* _Records_
********

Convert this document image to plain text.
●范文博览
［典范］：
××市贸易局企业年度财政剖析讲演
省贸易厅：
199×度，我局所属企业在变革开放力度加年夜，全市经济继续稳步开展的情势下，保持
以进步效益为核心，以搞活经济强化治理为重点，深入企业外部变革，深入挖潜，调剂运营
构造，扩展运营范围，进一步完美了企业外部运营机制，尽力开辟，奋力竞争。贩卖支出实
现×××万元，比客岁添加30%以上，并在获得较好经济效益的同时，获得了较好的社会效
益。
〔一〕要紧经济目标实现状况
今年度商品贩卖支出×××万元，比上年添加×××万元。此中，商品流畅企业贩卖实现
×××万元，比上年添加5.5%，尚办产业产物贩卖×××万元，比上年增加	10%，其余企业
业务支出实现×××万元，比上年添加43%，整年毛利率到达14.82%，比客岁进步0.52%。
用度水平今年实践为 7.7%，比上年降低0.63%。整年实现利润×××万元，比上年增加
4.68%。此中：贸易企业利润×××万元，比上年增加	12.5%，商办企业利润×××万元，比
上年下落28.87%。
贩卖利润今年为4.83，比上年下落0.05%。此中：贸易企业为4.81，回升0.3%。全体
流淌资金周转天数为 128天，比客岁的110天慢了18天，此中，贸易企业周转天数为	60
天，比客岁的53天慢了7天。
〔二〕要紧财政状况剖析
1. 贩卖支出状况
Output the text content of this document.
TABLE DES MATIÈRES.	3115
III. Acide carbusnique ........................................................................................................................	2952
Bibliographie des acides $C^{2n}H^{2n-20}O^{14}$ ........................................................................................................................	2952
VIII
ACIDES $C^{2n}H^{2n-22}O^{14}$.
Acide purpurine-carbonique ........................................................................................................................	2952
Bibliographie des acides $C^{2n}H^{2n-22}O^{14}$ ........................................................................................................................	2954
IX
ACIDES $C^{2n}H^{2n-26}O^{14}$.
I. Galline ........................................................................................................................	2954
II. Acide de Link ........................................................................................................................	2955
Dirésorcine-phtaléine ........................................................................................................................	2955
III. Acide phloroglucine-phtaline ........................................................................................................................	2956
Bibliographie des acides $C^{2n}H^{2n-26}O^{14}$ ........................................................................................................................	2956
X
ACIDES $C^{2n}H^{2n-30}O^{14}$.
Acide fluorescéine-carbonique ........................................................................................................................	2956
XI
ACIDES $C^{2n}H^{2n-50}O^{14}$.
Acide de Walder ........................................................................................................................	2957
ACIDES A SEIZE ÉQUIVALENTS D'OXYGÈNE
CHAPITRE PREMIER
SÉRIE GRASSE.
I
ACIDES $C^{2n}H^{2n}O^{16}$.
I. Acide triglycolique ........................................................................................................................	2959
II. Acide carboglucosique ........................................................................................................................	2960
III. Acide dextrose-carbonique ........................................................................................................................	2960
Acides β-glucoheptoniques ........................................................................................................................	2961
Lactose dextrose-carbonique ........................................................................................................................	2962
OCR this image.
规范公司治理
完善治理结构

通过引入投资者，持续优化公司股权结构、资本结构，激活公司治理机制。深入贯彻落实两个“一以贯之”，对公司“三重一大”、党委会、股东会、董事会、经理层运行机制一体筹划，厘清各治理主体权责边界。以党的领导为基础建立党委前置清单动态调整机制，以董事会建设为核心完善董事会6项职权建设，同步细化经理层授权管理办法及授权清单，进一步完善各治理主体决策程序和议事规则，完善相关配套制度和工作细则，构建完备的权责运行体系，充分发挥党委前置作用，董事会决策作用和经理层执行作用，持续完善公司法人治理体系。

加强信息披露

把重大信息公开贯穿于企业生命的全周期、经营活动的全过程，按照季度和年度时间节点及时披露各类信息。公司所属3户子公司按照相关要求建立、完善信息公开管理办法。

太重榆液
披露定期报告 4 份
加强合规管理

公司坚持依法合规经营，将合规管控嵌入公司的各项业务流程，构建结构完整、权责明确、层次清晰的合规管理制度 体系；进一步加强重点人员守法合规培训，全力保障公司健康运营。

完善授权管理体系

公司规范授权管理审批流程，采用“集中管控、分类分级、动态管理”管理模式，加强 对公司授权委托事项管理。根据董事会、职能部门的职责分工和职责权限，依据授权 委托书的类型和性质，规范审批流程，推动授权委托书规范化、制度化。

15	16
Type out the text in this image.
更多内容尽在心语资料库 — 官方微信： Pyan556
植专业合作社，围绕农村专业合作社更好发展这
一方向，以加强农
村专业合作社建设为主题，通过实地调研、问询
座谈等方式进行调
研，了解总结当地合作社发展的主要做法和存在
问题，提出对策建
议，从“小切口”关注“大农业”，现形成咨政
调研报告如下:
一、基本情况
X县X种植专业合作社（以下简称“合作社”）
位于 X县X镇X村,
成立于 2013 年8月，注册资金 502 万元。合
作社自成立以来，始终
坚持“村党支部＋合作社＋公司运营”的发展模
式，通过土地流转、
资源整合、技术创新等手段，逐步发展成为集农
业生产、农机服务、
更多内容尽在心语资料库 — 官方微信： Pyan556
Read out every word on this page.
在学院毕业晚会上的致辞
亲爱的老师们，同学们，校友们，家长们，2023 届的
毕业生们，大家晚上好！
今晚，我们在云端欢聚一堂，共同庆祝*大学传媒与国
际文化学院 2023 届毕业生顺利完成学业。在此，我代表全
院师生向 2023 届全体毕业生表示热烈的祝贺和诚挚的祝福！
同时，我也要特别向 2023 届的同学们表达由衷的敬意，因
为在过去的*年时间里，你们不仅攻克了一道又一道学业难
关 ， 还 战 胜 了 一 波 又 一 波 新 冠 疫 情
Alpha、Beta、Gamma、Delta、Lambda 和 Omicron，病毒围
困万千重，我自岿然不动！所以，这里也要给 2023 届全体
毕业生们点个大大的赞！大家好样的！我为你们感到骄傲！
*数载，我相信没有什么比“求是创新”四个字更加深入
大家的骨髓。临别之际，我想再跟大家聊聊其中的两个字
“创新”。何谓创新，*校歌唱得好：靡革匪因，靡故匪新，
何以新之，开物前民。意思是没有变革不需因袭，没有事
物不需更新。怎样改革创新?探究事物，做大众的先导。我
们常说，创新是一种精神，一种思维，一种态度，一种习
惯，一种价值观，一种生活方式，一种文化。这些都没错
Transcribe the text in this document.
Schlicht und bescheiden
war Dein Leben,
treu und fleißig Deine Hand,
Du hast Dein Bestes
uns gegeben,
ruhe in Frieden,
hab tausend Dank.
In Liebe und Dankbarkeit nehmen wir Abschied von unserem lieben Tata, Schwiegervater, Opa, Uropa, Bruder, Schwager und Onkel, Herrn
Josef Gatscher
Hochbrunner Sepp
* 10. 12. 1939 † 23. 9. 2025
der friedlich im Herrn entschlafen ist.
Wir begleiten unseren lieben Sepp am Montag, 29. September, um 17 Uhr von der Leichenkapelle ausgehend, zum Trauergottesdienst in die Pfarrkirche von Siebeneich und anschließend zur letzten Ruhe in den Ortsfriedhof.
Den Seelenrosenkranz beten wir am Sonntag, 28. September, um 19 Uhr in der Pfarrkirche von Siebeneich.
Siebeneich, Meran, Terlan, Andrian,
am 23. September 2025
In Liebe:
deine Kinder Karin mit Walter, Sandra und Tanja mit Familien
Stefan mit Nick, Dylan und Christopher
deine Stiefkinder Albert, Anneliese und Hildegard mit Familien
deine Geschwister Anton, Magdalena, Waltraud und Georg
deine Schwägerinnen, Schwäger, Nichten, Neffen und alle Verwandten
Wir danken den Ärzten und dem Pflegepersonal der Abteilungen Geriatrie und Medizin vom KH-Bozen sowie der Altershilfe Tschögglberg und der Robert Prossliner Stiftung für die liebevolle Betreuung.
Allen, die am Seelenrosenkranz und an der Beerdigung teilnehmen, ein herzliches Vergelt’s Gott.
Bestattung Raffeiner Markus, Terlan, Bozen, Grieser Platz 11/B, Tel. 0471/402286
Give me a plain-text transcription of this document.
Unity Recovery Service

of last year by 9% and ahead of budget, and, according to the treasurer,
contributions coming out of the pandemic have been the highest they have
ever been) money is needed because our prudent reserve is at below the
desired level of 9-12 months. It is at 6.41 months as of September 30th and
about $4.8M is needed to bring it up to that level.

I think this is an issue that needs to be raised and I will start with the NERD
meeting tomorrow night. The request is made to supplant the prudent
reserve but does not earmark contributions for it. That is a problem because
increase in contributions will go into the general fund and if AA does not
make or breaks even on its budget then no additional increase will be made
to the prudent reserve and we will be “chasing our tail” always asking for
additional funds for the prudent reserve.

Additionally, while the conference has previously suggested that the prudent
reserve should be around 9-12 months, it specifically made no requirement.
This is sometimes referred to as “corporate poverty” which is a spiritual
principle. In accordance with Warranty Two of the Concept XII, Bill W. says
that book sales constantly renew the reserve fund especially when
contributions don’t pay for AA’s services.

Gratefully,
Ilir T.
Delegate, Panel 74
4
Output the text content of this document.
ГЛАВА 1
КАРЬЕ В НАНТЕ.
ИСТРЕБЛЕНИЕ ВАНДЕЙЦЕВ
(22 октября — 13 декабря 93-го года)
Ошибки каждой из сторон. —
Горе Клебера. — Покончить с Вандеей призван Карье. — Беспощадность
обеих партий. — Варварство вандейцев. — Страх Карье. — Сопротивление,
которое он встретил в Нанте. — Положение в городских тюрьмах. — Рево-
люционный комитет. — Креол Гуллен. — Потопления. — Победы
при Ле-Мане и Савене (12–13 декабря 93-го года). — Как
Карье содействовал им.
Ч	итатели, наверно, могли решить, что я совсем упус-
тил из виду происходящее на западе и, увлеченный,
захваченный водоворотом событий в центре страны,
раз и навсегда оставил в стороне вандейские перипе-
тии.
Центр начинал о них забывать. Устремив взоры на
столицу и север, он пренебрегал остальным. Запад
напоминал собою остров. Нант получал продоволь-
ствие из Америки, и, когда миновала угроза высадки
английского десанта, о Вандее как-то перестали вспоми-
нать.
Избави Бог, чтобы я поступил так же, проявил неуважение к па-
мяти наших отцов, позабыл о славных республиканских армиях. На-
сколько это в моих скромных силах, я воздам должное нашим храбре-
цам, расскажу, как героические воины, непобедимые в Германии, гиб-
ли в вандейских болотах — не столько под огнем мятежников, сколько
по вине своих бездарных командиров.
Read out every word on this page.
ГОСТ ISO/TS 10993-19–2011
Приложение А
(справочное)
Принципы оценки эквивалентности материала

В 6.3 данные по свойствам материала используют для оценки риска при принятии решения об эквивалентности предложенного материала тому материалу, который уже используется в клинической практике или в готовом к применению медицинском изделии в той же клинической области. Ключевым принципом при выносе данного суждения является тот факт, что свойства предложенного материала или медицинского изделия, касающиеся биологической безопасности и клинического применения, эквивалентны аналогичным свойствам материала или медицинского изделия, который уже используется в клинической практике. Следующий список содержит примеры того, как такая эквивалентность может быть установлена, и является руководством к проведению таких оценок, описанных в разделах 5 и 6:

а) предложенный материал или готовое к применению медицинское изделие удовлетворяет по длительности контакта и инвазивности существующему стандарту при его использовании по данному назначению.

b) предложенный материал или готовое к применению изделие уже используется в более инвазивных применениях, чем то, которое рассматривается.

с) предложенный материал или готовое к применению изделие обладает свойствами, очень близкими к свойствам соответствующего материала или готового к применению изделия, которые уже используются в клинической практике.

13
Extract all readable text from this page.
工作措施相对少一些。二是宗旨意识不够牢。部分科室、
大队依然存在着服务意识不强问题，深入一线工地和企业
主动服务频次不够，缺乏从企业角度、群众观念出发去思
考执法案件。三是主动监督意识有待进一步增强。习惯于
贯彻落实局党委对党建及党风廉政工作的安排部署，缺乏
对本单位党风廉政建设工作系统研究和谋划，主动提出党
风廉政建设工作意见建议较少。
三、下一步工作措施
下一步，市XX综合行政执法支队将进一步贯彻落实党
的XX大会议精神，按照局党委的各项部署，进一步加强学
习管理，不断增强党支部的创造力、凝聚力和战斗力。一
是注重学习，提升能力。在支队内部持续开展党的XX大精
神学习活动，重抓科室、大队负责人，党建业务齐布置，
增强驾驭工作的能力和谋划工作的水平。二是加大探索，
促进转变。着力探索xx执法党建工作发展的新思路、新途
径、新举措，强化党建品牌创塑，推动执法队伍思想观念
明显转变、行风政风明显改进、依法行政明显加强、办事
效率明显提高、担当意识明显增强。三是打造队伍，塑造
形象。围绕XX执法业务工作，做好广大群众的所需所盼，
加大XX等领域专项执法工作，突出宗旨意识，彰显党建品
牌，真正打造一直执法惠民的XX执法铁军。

********

* _Task to complete_
From the data above, copy each line that holds "материала".

* _Solution to this problem_
Принципы оценки эквивалентности материала
В 6.3 данные по свойствам материала используют для оценки риска при принятии решения об эквивалентности предложенного материала тому материалу, который уже используется в клинической практике или в готовом к применению медицинском изделии в той же клинической области. Ключевым принципом при выносе данного суждения является тот факт, что свойства предложенного материала или медицинского изделия, касающиеся биологической безопасности и клинического применения, эквивалентны аналогичным свойствам материала или медицинского изделия, который уже используется в клинической практике. Следующий список содержит примеры того, как такая эквивалентность может быть установлена, и является руководством к проведению таких оценок, описанных в разделах 5 и 6:
с) предложенный материал или готовое к применению изделие обладает свойствами, очень близкими к свойствам соответствующего материала или готового к применению изделия, которые уже используются в клинической практике.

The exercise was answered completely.